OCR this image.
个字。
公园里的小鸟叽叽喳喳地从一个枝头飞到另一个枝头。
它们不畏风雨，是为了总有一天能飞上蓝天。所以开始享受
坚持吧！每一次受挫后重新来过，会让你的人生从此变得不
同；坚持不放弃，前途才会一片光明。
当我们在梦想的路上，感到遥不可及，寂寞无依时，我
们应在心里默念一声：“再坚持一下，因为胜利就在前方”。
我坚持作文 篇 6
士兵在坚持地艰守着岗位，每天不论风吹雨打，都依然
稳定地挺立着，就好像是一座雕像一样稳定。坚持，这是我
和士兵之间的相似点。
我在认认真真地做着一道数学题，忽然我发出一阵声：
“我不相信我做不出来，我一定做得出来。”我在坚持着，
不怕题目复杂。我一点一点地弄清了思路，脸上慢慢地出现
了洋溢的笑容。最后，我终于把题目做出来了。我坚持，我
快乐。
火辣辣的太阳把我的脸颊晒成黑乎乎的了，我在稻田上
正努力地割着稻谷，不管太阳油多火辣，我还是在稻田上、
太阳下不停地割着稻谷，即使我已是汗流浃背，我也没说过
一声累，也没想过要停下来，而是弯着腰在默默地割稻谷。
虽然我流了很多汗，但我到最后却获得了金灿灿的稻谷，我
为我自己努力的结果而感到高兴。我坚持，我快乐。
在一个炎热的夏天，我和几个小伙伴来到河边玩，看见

--------------------------------------------------

» **WORK REQUIRED**
Every line above should be printed again exactly as it stands.

» **COMPLETED EXERCISE**
OCR this image.
个字。
公园里的小鸟叽叽喳喳地从一个枝头飞到另一个枝头。
它们不畏风雨，是为了总有一天能飞上蓝天。所以开始享受
坚持吧！每一次受挫后重新来过，会让你的人生从此变得不
同；坚持不放弃，前途才会一片光明。
当我们在梦想的路上，感到遥不可及，寂寞无依时，我
们应在心里默念一声：“再坚持一下，因为胜利就在前方”。
我坚持作文 篇 6
士兵在坚持地艰守着岗位，每天不论风吹雨打，都依然
稳定地挺立着，就好像是一座雕像一样稳定。坚持，这是我
和士兵之间的相似点。
我在认认真真地做着一道数学题，忽然我发出一阵声：
“我不相信我做不出来，我一定做得出来。”我在坚持着，
不怕题目复杂。我一点一点地弄清了思路，脸上慢慢地出现
了洋溢的笑容。最后，我终于把题目做出来了。我坚持，我
快乐。
火辣辣的太阳把我的脸颊晒成黑乎乎的了，我在稻田上
正努力地割着稻谷，不管太阳油多火辣，我还是在稻田上、
太阳下不停地割着稻谷，即使我已是汗流浃背，我也没说过
一声累，也没想过要停下来，而是弯着腰在默默地割稻谷。
虽然我流了很多汗，但我到最后却获得了金灿灿的稻谷，我
为我自己努力的结果而感到高兴。我坚持，我快乐。
在一个炎热的夏天，我和几个小伙伴来到河边玩，看见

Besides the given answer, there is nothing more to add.